Material supplied:

——————

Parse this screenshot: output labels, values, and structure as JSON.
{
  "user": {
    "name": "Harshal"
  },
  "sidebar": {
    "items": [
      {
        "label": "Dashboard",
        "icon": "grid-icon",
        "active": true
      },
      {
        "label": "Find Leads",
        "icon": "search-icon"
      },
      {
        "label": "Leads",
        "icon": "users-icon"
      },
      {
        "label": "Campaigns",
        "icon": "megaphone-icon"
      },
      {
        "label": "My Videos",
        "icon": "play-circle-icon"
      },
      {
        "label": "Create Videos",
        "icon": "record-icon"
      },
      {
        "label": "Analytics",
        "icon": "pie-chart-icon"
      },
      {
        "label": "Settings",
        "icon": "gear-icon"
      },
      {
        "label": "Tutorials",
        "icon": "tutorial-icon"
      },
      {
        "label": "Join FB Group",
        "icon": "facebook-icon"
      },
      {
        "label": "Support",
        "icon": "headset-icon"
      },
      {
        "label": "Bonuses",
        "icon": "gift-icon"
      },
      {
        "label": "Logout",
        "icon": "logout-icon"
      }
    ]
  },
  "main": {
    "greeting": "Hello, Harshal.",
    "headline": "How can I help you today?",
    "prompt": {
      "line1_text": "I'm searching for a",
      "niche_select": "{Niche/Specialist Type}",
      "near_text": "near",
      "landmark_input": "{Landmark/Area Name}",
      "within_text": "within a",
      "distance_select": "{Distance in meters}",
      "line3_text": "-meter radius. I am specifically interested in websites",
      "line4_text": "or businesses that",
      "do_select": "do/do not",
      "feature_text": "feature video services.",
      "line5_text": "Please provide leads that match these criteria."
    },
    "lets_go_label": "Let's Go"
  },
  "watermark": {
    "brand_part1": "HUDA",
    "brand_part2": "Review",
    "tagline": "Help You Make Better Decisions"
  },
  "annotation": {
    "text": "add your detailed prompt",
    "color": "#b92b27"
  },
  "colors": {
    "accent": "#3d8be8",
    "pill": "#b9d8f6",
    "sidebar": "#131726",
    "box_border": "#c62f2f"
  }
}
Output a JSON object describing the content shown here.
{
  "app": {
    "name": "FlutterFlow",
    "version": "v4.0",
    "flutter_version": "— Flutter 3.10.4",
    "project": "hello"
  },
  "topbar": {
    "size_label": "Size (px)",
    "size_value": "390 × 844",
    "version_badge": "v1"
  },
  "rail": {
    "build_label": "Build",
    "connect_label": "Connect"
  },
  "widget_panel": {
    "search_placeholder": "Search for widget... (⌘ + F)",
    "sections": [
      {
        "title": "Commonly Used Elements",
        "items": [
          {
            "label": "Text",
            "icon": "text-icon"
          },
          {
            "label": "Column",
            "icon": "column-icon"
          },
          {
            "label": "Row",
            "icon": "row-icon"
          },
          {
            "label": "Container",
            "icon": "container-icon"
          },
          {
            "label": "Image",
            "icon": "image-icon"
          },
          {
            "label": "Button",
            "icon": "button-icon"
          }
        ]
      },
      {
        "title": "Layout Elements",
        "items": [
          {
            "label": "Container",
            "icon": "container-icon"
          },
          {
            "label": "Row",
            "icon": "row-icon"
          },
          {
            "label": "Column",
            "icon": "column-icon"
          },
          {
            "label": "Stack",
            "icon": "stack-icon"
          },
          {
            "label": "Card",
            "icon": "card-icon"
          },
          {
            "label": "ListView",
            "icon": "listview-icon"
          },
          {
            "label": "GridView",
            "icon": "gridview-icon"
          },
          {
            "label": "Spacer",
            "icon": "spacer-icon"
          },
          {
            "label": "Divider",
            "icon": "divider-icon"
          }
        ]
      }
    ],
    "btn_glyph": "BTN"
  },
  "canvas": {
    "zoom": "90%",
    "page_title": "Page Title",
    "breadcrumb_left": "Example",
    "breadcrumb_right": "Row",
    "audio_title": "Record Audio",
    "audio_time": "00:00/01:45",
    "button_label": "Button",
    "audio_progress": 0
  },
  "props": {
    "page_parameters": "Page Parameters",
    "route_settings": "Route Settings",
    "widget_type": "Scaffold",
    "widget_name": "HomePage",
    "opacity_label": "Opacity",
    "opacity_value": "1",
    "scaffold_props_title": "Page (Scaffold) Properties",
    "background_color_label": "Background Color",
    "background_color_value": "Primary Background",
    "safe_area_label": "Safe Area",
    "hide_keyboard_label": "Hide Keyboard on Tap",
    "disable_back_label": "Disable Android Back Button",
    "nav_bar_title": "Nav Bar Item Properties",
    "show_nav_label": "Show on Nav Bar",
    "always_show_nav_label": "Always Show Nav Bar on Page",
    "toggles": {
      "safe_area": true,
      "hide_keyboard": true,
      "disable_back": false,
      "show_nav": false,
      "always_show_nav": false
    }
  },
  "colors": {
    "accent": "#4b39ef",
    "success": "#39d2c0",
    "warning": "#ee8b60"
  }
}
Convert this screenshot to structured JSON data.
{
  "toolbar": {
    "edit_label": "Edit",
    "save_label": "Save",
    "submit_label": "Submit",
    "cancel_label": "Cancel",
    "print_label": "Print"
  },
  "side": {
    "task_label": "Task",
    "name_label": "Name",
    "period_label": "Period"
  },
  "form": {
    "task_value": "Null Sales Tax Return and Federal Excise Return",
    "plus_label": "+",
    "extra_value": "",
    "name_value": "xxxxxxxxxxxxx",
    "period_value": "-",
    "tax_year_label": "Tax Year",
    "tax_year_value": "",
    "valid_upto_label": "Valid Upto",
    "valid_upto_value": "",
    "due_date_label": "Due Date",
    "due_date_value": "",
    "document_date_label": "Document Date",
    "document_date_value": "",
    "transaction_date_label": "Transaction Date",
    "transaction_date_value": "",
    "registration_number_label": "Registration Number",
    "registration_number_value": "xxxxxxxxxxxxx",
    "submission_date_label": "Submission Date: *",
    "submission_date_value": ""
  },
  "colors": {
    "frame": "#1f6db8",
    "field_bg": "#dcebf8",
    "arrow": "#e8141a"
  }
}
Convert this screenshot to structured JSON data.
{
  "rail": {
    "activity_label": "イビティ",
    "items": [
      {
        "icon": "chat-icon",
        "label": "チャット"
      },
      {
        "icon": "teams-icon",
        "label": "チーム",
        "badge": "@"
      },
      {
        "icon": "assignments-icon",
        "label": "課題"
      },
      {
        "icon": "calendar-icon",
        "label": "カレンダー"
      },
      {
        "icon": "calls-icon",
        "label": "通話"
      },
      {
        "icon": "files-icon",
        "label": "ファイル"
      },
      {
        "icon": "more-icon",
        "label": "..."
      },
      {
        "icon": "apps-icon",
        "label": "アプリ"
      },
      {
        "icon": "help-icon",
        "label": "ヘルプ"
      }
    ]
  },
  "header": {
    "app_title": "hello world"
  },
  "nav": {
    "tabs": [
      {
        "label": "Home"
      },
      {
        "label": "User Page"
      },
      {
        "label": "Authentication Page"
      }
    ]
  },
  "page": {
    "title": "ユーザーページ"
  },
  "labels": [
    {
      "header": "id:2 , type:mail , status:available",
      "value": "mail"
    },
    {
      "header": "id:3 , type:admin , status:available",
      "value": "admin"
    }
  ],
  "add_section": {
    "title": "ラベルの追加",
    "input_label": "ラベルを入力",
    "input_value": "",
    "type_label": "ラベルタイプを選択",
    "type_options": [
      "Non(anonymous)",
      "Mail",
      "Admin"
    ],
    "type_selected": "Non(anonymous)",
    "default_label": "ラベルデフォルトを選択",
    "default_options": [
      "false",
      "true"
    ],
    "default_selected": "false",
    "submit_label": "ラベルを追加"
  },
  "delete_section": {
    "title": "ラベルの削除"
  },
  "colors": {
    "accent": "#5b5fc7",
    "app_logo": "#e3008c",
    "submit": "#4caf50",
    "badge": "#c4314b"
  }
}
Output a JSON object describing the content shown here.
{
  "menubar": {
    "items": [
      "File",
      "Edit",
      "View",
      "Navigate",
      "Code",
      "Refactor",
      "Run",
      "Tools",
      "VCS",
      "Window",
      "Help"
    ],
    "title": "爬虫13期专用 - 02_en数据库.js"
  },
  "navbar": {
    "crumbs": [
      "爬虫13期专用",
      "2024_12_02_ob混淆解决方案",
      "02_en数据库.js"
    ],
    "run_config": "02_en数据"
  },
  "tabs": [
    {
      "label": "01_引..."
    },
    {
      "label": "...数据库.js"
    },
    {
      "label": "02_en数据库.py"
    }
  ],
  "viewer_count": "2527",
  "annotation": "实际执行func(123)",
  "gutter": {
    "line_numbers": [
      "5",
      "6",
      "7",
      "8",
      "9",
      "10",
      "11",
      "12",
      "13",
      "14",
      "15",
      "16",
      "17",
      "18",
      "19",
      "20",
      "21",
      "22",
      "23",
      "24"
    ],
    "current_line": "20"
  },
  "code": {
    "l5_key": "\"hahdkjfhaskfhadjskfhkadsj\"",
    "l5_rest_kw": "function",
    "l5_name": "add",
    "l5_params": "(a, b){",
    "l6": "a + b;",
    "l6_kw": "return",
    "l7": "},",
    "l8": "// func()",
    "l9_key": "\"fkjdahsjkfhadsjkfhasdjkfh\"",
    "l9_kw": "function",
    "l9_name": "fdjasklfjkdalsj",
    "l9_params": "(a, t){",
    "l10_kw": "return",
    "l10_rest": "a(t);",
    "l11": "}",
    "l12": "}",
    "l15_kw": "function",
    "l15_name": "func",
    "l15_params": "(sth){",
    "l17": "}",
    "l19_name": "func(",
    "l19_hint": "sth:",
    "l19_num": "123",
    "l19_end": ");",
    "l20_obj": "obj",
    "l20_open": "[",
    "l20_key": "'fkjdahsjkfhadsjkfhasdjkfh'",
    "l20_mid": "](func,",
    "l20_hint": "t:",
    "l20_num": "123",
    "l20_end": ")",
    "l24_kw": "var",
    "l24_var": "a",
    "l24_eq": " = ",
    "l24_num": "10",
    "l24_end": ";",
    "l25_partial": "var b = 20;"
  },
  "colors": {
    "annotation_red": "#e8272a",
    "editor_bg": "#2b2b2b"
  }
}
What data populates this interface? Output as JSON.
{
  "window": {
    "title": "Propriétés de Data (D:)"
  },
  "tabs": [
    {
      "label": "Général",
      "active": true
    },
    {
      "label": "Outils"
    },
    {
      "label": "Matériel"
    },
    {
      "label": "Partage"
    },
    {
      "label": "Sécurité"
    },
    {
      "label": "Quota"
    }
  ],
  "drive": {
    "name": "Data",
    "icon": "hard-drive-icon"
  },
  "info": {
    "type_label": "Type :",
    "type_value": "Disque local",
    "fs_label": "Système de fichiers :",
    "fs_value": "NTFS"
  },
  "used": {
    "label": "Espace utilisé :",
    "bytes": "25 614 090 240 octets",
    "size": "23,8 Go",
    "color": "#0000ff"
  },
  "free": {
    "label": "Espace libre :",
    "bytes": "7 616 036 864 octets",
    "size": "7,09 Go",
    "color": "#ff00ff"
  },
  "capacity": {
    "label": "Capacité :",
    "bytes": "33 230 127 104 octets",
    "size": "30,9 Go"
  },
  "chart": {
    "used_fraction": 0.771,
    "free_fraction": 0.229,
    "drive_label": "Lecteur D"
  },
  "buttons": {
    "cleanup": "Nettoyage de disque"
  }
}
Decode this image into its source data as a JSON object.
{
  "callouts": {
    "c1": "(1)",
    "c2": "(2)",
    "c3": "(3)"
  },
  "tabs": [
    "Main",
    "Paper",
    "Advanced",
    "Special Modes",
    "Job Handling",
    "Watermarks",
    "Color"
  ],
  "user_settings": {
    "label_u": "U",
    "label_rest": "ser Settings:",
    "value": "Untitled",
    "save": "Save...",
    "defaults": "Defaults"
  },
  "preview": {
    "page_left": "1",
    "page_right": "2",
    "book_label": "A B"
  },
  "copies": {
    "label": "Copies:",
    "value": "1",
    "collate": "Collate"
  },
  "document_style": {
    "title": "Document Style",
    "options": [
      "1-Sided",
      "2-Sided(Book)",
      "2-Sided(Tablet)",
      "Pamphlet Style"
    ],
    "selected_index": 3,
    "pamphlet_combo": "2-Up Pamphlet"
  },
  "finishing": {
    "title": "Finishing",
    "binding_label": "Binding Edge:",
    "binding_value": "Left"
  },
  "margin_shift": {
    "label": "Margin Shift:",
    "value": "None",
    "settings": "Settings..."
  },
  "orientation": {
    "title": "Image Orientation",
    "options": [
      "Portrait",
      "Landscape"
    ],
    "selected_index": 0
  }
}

——————

Written task: Every line from the one containing "Decode this image" through the last line must be copied exactly; leave out the rest.

The result:
Decode this image into its source data as a JSON object.
{
  "callouts": {
    "c1": "(1)",
    "c2": "(2)",
    "c3": "(3)"
  },
  "tabs": [
    "Main",
    "Paper",
    "Advanced",
    "Special Modes",
    "Job Handling",
    "Watermarks",
    "Color"
  ],
  "user_settings": {
    "label_u": "U",
    "label_rest": "ser Settings:",
    "value": "Untitled",
    "save": "Save...",
    "defaults": "Defaults"
  },
  "preview": {
    "page_left": "1",
    "page_right": "2",
    "book_label": "A B"
  },
  "copies": {
    "label": "Copies:",
    "value": "1",
    "collate": "Collate"
  },
  "document_style": {
    "title": "Document Style",
    "options": [
      "1-Sided",
      "2-Sided(Book)",
      "2-Sided(Tablet)",
      "Pamphlet Style"
    ],
    "selected_index": 3,
    "pamphlet_combo": "2-Up Pamphlet"
  },
  "finishing": {
    "title": "Finishing",
    "binding_label": "Binding Edge:",
    "binding_value": "Left"
  },
  "margin_shift": {
    "label": "Margin Shift:",
    "value": "None",
    "settings": "Settings..."
  },
  "orientation": {
    "title": "Image Orientation",
    "options": [
      "Portrait",
      "Landscape"
    ],
    "selected_index": 0
  }
}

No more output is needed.